■ **Task brief**
Quote all of the entries word for word.

■ ■ ■ ■ ■ ■ ■

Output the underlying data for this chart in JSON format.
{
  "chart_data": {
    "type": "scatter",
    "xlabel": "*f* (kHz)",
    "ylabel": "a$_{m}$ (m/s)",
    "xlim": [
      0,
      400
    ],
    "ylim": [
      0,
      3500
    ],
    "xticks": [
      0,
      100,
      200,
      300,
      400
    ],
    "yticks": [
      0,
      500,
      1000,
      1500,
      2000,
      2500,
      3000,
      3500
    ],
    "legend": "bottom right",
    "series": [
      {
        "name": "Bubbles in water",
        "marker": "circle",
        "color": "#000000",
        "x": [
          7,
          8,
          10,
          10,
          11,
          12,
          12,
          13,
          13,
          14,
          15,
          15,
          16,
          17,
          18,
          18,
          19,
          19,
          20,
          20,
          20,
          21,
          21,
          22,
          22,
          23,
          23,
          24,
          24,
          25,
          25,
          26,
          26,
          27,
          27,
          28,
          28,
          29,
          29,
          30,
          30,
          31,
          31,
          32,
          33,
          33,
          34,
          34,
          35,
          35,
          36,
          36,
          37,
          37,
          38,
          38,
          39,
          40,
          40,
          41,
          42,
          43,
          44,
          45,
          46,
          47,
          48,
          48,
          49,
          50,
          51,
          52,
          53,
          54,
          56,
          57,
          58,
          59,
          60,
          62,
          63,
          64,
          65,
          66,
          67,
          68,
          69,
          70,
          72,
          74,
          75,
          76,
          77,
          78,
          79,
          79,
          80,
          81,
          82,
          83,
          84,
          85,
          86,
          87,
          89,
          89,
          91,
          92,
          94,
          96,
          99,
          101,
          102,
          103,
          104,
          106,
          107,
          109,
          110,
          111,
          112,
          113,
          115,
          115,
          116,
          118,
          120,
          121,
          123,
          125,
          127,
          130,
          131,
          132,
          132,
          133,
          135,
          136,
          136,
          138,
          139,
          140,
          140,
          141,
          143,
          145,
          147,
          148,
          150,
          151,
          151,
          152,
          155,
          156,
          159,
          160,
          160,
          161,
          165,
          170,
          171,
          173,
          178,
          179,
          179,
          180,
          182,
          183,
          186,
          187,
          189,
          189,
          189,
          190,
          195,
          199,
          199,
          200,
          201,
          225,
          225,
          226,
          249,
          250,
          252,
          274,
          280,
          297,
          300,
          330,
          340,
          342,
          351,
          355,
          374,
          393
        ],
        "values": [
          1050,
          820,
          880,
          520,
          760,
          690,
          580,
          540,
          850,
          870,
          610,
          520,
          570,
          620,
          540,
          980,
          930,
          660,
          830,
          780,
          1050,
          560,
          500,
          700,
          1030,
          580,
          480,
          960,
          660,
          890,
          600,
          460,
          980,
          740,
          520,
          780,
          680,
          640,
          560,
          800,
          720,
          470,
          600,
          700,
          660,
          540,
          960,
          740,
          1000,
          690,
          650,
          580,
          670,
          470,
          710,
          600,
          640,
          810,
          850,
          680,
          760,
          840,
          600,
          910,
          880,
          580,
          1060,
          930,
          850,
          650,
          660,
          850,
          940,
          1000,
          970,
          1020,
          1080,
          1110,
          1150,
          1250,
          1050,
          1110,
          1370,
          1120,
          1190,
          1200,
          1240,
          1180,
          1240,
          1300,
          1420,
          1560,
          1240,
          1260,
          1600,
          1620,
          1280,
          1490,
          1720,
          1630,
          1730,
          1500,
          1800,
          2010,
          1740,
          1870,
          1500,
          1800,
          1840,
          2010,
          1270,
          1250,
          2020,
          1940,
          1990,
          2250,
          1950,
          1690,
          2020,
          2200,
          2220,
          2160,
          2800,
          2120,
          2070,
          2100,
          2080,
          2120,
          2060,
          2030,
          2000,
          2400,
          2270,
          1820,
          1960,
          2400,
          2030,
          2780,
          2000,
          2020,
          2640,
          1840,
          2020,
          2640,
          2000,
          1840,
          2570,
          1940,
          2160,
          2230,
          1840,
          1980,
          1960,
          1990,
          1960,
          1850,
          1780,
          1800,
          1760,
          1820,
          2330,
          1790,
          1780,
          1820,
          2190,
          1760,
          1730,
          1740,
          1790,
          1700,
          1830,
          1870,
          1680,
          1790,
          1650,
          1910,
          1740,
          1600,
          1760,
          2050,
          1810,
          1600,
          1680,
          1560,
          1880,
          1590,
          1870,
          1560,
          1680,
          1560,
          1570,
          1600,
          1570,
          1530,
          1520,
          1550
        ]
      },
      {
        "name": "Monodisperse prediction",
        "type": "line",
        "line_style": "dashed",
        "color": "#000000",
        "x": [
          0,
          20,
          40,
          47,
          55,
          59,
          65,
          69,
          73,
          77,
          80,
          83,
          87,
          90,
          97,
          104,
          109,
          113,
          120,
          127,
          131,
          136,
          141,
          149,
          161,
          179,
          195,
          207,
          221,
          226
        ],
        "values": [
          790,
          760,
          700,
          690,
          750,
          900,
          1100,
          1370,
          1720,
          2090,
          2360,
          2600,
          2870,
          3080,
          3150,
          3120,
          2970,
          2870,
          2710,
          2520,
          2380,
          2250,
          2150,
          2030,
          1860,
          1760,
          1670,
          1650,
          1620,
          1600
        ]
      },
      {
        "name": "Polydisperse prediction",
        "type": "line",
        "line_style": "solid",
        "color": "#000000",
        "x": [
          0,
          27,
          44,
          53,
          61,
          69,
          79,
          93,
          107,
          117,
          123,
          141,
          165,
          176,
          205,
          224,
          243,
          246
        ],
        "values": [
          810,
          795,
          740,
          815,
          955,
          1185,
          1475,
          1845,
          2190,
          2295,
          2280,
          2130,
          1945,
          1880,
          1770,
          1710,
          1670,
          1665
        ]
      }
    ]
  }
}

■ ■ ■ ■ ■ ■ ■

■ **The response**
Output the underlying data for this chart in JSON format.
{
  "chart_data": {
    "type": "scatter",
    "xlabel": "*f* (kHz)",
    "ylabel": "a$_{m}$ (m/s)",
    "xlim": [
      0,
      400
    ],
    "ylim": [
      0,
      3500
    ],
    "xticks": [
      0,
      100,
      200,
      300,
      400
    ],
    "yticks": [
      0,
      500,
      1000,
      1500,
      2000,
      2500,
      3000,
      3500
    ],
    "legend": "bottom right",
    "series": [
      {
        "name": "Bubbles in water",
        "marker": "circle",
        "color": "#000000",
        "x": [
          7,
          8,
          10,
          10,
          11,
          12,
          12,
          13,
          13,
          14,
          15,
          15,
          16,
          17,
          18,
          18,
          19,
          19,
          20,
          20,
          20,
          21,
          21,
          22,
          22,
          23,
          23,
          24,
          24,
          25,
          25,
          26,
          26,
          27,
          27,
          28,
          28,
          29,
          29,
          30,
          30,
          31,
          31,
          32,
          33,
          33,
          34,
          34,
          35,
          35,
          36,
          36,
          37,
          37,
          38,
          38,
          39,
          40,
          40,
          41,
          42,
          43,
          44,
          45,
          46,
          47,
          48,
          48,
          49,
          50,
          51,
          52,
          53,
          54,
          56,
          57,
          58,
          59,
          60,
          62,
          63,
          64,
          65,
          66,
          67,
          68,
          69,
          70,
          72,
          74,
          75,
          76,
          77,
          78,
          79,
          79,
          80,
          81,
          82,
          83,
          84,
          85,
          86,
          87,
          89,
          89,
          91,
          92,
          94,
          96,
          99,
          101,
          102,
          103,
          104,
          106,
          107,
          109,
          110,
          111,
          112,
          113,
          115,
          115,
          116,
          118,
          120,
          121,
          123,
          125,
          127,
          130,
          131,
          132,
          132,
          133,
          135,
          136,
          136,
          138,
          139,
          140,
          140,
          141,
          143,
          145,
          147,
          148,
          150,
          151,
          151,
          152,
          155,
          156,
          159,
          160,
          160,
          161,
          165,
          170,
          171,
          173,
          178,
          179,
          179,
          180,
          182,
          183,
          186,
          187,
          189,
          189,
          189,
          190,
          195,
          199,
          199,
          200,
          201,
          225,
          225,
          226,
          249,
          250,
          252,
          274,
          280,
          297,
          300,
          330,
          340,
          342,
          351,
          355,
          374,
          393
        ],
        "values": [
          1050,
          820,
          880,
          520,
          760,
          690,
          580,
          540,
          850,
          870,
          610,
          520,
          570,
          620,
          540,
          980,
          930,
          660,
          830,
          780,
          1050,
          560,
          500,
          700,
          1030,
          580,
          480,
          960,
          660,
          890,
          600,
          460,
          980,
          740,
          520,
          780,
          680,
          640,
          560,
          800,
          720,
          470,
          600,
          700,
          660,
          540,
          960,
          740,
          1000,
          690,
          650,
          580,
          670,
          470,
          710,
          600,
          640,
          810,
          850,
          680,
          760,
          840,
          600,
          910,
          880,
          580,
          1060,
          930,
          850,
          650,
          660,
          850,
          940,
          1000,
          970,
          1020,
          1080,
          1110,
          1150,
          1250,
          1050,
          1110,
          1370,
          1120,
          1190,
          1200,
          1240,
          1180,
          1240,
          1300,
          1420,
          1560,
          1240,
          1260,
          1600,
          1620,
          1280,
          1490,
          1720,
          1630,
          1730,
          1500,
          1800,
          2010,
          1740,
          1870,
          1500,
          1800,
          1840,
          2010,
          1270,
          1250,
          2020,
          1940,
          1990,
          2250,
          1950,
          1690,
          2020,
          2200,
          2220,
          2160,
          2800,
          2120,
          2070,
          2100,
          2080,
          2120,
          2060,
          2030,
          2000,
          2400,
          2270,
          1820,
          1960,
          2400,
          2030,
          2780,
          2000,
          2020,
          2640,
          1840,
          2020,
          2640,
          2000,
          1840,
          2570,
          1940,
          2160,
          2230,
          1840,
          1980,
          1960,
          1990,
          1960,
          1850,
          1780,
          1800,
          1760,
          1820,
          2330,
          1790,
          1780,
          1820,
          2190,
          1760,
          1730,
          1740,
          1790,
          1700,
          1830,
          1870,
          1680,
          1790,
          1650,
          1910,
          1740,
          1600,
          1760,
          2050,
          1810,
          1600,
          1680,
          1560,
          1880,
          1590,
          1870,
          1560,
          1680,
          1560,
          1570,
          1600,
          1570,
          1530,
          1520,
          1550
        ]
      },
      {
        "name": "Monodisperse prediction",
        "type": "line",
        "line_style": "dashed",
        "color": "#000000",
        "x": [
          0,
          20,
          40,
          47,
          55,
          59,
          65,
          69,
          73,
          77,
          80,
          83,
          87,
          90,
          97,
          104,
          109,
          113,
          120,
          127,
          131,
          136,
          141,
          149,
          161,
          179,
          195,
          207,
          221,
          226
        ],
        "values": [
          790,
          760,
          700,
          690,
          750,
          900,
          1100,
          1370,
          1720,
          2090,
          2360,
          2600,
          2870,
          3080,
          3150,
          3120,
          2970,
          2870,
          2710,
          2520,
          2380,
          2250,
          2150,
          2030,
          1860,
          1760,
          1670,
          1650,
          1620,
          1600
        ]
      },
      {
        "name": "Polydisperse prediction",
        "type": "line",
        "line_style": "solid",
        "color": "#000000",
        "x": [
          0,
          27,
          44,
          53,
          61,
          69,
          79,
          93,
          107,
          117,
          123,
          141,
          165,
          176,
          205,
          224,
          243,
          246
        ],
        "values": [
          810,
          795,
          740,
          815,
          955,
          1185,
          1475,
          1845,
          2190,
          2295,
          2280,
          2130,
          1945,
          1880,
          1770,
          1710,
          1670,
          1665
        ]
      }
    ]
  }
}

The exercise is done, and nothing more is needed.